┌─ Provided data
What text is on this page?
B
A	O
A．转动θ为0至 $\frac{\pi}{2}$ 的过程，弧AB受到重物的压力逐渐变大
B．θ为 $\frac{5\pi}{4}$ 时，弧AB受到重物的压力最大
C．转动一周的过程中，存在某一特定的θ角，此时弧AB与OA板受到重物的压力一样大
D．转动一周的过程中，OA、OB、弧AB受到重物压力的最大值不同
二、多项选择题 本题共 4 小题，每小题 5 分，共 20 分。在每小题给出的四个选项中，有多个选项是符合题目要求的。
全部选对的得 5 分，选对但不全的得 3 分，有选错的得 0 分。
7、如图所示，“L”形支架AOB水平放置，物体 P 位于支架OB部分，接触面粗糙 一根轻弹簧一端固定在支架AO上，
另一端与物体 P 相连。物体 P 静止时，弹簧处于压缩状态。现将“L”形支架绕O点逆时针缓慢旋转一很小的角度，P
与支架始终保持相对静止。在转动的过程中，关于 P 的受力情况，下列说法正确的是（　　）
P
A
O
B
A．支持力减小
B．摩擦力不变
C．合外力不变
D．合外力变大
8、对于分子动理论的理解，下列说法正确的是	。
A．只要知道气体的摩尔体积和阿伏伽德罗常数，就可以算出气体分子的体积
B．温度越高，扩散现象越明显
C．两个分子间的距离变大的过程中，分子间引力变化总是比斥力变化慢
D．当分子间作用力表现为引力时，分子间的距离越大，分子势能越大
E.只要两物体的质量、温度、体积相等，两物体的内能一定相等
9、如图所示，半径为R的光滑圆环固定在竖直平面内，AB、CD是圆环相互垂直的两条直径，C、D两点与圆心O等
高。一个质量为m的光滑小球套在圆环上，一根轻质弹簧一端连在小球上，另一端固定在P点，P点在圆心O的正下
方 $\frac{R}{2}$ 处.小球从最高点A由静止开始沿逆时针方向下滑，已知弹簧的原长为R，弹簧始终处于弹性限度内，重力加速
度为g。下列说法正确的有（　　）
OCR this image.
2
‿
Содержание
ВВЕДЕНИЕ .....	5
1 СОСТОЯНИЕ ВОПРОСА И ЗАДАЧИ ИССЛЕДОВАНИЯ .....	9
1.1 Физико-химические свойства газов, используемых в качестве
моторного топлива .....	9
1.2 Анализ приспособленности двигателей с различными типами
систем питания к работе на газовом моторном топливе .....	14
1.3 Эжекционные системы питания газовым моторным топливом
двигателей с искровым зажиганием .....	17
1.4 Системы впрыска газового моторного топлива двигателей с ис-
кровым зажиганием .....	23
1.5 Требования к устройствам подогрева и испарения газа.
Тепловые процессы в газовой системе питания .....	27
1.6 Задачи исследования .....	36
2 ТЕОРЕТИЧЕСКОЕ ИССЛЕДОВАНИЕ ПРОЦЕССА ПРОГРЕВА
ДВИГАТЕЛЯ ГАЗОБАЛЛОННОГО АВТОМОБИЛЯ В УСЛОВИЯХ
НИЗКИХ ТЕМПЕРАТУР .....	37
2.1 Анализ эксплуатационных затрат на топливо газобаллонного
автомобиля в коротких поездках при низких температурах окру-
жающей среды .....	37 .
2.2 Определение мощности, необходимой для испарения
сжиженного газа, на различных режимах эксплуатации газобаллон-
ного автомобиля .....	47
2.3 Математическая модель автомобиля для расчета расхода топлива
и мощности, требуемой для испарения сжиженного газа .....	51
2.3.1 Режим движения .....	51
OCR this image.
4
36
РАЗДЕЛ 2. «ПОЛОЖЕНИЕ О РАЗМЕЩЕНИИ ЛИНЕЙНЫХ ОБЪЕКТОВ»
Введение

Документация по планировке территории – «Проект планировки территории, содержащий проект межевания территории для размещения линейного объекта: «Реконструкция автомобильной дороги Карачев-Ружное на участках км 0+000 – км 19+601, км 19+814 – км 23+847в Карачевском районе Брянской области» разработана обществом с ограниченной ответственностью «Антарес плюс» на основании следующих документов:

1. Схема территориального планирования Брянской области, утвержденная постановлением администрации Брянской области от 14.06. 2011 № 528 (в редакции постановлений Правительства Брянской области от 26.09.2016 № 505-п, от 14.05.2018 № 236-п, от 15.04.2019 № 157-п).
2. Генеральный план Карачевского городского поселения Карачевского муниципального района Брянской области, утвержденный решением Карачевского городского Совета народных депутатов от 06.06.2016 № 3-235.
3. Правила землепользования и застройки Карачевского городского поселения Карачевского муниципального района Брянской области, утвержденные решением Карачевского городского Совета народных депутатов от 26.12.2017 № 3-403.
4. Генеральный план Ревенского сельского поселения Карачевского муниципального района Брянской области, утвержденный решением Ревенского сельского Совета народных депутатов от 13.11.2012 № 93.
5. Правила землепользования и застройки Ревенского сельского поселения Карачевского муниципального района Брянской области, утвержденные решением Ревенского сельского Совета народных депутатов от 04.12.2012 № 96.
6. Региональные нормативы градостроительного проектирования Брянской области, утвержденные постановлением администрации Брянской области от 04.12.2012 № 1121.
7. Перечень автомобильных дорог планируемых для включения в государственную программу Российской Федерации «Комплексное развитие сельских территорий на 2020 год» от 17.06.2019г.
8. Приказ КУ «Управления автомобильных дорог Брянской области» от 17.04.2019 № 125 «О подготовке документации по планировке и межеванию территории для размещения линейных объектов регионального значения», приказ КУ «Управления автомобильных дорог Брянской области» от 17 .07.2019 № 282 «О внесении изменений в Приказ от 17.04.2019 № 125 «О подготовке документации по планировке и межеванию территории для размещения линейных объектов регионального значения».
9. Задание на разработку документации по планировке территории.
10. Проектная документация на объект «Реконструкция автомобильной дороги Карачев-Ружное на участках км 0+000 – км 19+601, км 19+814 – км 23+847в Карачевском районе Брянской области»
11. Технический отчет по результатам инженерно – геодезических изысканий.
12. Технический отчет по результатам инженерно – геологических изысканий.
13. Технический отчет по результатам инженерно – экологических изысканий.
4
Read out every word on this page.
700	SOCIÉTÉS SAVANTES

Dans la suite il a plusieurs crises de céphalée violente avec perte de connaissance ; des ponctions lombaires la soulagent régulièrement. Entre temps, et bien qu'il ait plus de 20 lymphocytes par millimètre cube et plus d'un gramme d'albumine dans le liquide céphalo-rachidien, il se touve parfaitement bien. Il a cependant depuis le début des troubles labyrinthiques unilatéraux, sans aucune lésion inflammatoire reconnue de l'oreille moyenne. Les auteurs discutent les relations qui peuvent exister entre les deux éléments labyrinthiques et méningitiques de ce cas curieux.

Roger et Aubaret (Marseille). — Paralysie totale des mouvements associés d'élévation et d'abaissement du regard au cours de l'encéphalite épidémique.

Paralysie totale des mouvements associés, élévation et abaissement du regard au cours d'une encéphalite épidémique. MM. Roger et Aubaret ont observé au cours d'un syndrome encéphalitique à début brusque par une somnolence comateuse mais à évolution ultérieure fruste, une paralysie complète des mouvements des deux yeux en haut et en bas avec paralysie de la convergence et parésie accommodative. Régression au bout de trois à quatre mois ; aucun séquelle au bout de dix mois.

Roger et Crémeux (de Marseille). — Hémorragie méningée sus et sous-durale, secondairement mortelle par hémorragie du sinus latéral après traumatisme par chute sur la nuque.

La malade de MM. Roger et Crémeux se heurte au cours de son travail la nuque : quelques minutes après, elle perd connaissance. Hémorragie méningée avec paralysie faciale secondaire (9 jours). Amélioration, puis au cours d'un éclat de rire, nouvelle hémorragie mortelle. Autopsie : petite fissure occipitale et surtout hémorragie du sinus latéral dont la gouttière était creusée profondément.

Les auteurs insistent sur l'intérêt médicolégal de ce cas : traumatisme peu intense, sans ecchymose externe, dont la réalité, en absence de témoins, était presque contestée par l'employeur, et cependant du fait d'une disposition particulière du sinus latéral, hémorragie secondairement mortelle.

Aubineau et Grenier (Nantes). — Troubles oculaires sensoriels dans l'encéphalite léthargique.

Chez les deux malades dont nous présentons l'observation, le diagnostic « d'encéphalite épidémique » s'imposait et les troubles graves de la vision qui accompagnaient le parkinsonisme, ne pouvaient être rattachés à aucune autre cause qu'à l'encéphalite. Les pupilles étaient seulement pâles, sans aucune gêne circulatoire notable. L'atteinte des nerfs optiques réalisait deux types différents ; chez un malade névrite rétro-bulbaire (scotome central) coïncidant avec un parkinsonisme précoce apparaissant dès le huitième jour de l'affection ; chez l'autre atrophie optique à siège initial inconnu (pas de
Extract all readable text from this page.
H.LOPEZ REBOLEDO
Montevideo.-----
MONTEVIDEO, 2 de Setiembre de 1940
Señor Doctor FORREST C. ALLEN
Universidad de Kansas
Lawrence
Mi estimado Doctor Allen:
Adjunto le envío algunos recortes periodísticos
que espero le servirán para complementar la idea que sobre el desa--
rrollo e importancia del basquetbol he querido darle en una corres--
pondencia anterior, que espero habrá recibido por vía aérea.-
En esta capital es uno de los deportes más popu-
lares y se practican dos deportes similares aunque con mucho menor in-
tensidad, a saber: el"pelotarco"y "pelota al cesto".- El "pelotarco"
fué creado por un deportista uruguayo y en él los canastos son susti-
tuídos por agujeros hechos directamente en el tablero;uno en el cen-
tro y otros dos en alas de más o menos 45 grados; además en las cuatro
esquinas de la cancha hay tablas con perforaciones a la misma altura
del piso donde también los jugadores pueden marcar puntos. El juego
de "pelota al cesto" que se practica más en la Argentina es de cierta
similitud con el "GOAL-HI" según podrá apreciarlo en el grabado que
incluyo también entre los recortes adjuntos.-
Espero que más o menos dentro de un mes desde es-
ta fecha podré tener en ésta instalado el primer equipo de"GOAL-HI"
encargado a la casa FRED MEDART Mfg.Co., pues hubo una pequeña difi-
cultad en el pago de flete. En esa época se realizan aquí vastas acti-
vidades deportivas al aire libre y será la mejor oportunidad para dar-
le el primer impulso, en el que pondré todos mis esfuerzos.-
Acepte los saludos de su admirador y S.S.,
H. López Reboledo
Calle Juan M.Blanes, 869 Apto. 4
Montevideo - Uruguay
└─
Scan the records above for the string "городского", then select every line that holds it.

2. Генеральный план Карачевского городского поселения Карачевского муниципального района Брянской области, утвержденный решением Карачевского городского Совета народных депутатов от 06.06.2016 № 3-235.
3. Правила землепользования и застройки Карачевского городского поселения Карачевского муниципального района Брянской области, утвержденные решением Карачевского городского Совета народных депутатов от 26.12.2017 № 3-403.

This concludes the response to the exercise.